> [JOB]: Without the pictures, reproduce the records that follow exactly.

··· GIVEN DATA

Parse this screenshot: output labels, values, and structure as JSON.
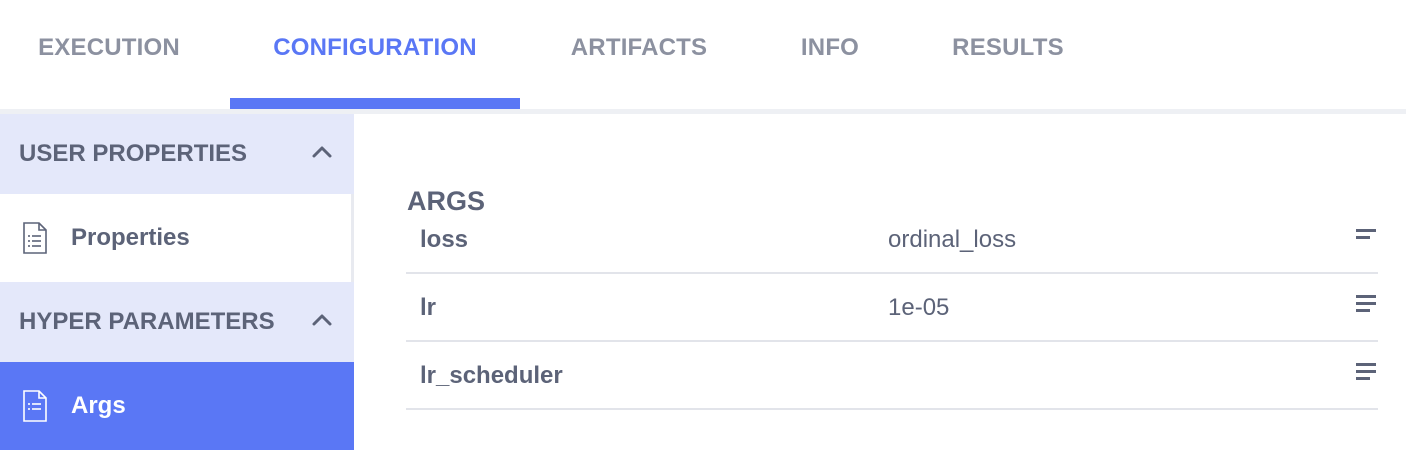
{
  "tabs": [
    {
      "label": "EXECUTION",
      "active": false
    },
    {
      "label": "CONFIGURATION",
      "active": true
    },
    {
      "label": "ARTIFACTS",
      "active": false
    },
    {
      "label": "INFO",
      "active": false
    },
    {
      "label": "RESULTS",
      "active": false
    }
  ],
  "sidebar": {
    "user_properties": {
      "header": "USER PROPERTIES",
      "icon": "chevron-up-icon",
      "items": [
        {
          "label": "Properties",
          "icon": "document-list-icon"
        }
      ]
    },
    "hyper_parameters": {
      "header": "HYPER PARAMETERS",
      "icon": "chevron-up-icon",
      "items": [
        {
          "label": "Args",
          "icon": "document-list-icon",
          "active": true
        }
      ]
    }
  },
  "main": {
    "section_title": "ARGS",
    "rows": [
      {
        "key": "loss",
        "value": "ordinal_loss"
      },
      {
        "key": "lr",
        "value": "1e-05"
      },
      {
        "key": "lr_scheduler",
        "value": ""
      }
    ]
  },
  "colors": {
    "accent": "#5a77f5",
    "section_header_bg": "#e4e8fa",
    "text": "#5c6378",
    "inactive_tab": "#8c91a0"
  }
}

······

> [RESPONSE BELOW]:
Parse this screenshot: output labels, values, and structure as JSON.
{
  "tabs": [
    {
      "label": "EXECUTION",
      "active": false
    },
    {
      "label": "CONFIGURATION",
      "active": true
    },
    {
      "label": "ARTIFACTS",
      "active": false
    },
    {
      "label": "INFO",
      "active": false
    },
    {
      "label": "RESULTS",
      "active": false
    }
  ],
  "sidebar": {
    "user_properties": {
      "header": "USER PROPERTIES",
      "icon": "chevron-up-icon",
      "items": [
        {
          "label": "Properties",
          "icon": "document-list-icon"
        }
      ]
    },
    "hyper_parameters": {
      "header": "HYPER PARAMETERS",
      "icon": "chevron-up-icon",
      "items": [
        {
          "label": "Args",
          "icon": "document-list-icon",
          "active": true
        }
      ]
    }
  },
  "main": {
    "section_title": "ARGS",
    "rows": [
      {
        "key": "loss",
        "value": "ordinal_loss"
      },
      {
        "key": "lr",
        "value": "1e-05"
      },
      {
        "key": "lr_scheduler",
        "value": ""
      }
    ]
  },
  "colors": {
    "accent": "#5a77f5",
    "section_header_bg": "#e4e8fa",
    "text": "#5c6378",
    "inactive_tab": "#8c91a0"
  }
}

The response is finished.